Copy out all of the data exactly as it appears.

——————————

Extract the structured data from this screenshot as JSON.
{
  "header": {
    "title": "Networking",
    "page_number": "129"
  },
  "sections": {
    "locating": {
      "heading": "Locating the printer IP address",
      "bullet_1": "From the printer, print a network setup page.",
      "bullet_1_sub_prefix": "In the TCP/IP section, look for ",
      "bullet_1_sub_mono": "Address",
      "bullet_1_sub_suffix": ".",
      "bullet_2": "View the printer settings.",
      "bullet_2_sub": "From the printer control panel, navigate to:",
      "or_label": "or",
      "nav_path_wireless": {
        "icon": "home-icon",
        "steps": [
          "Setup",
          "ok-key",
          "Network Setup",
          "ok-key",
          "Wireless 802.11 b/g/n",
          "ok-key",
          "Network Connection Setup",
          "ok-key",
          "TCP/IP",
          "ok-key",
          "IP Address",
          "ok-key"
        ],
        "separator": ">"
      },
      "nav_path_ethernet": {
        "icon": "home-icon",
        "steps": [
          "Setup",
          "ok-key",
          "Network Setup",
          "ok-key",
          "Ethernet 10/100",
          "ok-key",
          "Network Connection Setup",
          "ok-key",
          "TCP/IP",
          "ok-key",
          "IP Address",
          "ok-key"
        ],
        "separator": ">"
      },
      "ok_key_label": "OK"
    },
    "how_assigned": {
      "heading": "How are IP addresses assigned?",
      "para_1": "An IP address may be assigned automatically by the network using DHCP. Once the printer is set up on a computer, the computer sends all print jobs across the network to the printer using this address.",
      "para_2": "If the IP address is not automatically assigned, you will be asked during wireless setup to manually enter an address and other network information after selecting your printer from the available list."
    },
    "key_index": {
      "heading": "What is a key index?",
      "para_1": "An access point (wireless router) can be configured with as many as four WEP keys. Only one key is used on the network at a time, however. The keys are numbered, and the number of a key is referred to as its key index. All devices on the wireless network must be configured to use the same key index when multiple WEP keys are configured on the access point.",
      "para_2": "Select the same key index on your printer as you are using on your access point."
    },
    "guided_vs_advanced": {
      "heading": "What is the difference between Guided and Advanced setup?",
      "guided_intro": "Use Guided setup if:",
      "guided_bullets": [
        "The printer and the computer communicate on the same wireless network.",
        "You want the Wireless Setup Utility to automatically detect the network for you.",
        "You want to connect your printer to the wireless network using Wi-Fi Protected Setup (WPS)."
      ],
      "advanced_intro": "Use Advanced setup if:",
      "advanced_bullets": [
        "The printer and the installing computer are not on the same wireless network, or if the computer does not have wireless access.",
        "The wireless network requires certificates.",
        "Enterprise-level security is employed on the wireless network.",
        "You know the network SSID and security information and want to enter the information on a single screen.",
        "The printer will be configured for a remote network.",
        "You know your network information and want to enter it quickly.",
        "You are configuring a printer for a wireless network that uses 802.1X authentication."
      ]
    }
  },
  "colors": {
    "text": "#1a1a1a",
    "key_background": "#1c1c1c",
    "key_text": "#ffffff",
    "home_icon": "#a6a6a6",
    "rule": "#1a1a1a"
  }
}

——————————

▶ _Response to the exercise_
Extract the structured data from this screenshot as JSON.
{
  "header": {
    "title": "Networking",
    "page_number": "129"
  },
  "sections": {
    "locating": {
      "heading": "Locating the printer IP address",
      "bullet_1": "From the printer, print a network setup page.",
      "bullet_1_sub_prefix": "In the TCP/IP section, look for ",
      "bullet_1_sub_mono": "Address",
      "bullet_1_sub_suffix": ".",
      "bullet_2": "View the printer settings.",
      "bullet_2_sub": "From the printer control panel, navigate to:",
      "or_label": "or",
      "nav_path_wireless": {
        "icon": "home-icon",
        "steps": [
          "Setup",
          "ok-key",
          "Network Setup",
          "ok-key",
          "Wireless 802.11 b/g/n",
          "ok-key",
          "Network Connection Setup",
          "ok-key",
          "TCP/IP",
          "ok-key",
          "IP Address",
          "ok-key"
        ],
        "separator": ">"
      },
      "nav_path_ethernet": {
        "icon": "home-icon",
        "steps": [
          "Setup",
          "ok-key",
          "Network Setup",
          "ok-key",
          "Ethernet 10/100",
          "ok-key",
          "Network Connection Setup",
          "ok-key",
          "TCP/IP",
          "ok-key",
          "IP Address",
          "ok-key"
        ],
        "separator": ">"
      },
      "ok_key_label": "OK"
    },
    "how_assigned": {
      "heading": "How are IP addresses assigned?",
      "para_1": "An IP address may be assigned automatically by the network using DHCP. Once the printer is set up on a computer, the computer sends all print jobs across the network to the printer using this address.",
      "para_2": "If the IP address is not automatically assigned, you will be asked during wireless setup to manually enter an address and other network information after selecting your printer from the available list."
    },
    "key_index": {
      "heading": "What is a key index?",
      "para_1": "An access point (wireless router) can be configured with as many as four WEP keys. Only one key is used on the network at a time, however. The keys are numbered, and the number of a key is referred to as its key index. All devices on the wireless network must be configured to use the same key index when multiple WEP keys are configured on the access point.",
      "para_2": "Select the same key index on your printer as you are using on your access point."
    },
    "guided_vs_advanced": {
      "heading": "What is the difference between Guided and Advanced setup?",
      "guided_intro": "Use Guided setup if:",
      "guided_bullets": [
        "The printer and the computer communicate on the same wireless network.",
        "You want the Wireless Setup Utility to automatically detect the network for you.",
        "You want to connect your printer to the wireless network using Wi-Fi Protected Setup (WPS)."
      ],
      "advanced_intro": "Use Advanced setup if:",
      "advanced_bullets": [
        "The printer and the installing computer are not on the same wireless network, or if the computer does not have wireless access.",
        "The wireless network requires certificates.",
        "Enterprise-level security is employed on the wireless network.",
        "You know the network SSID and security information and want to enter the information on a single screen.",
        "The printer will be configured for a remote network.",
        "You know your network information and want to enter it quickly.",
        "You are configuring a printer for a wireless network that uses 802.1X authentication."
      ]
    }
  },
  "colors": {
    "text": "#1a1a1a",
    "key_background": "#1c1c1c",
    "key_text": "#ffffff",
    "home_icon": "#a6a6a6",
    "rule": "#1a1a1a"
  }
}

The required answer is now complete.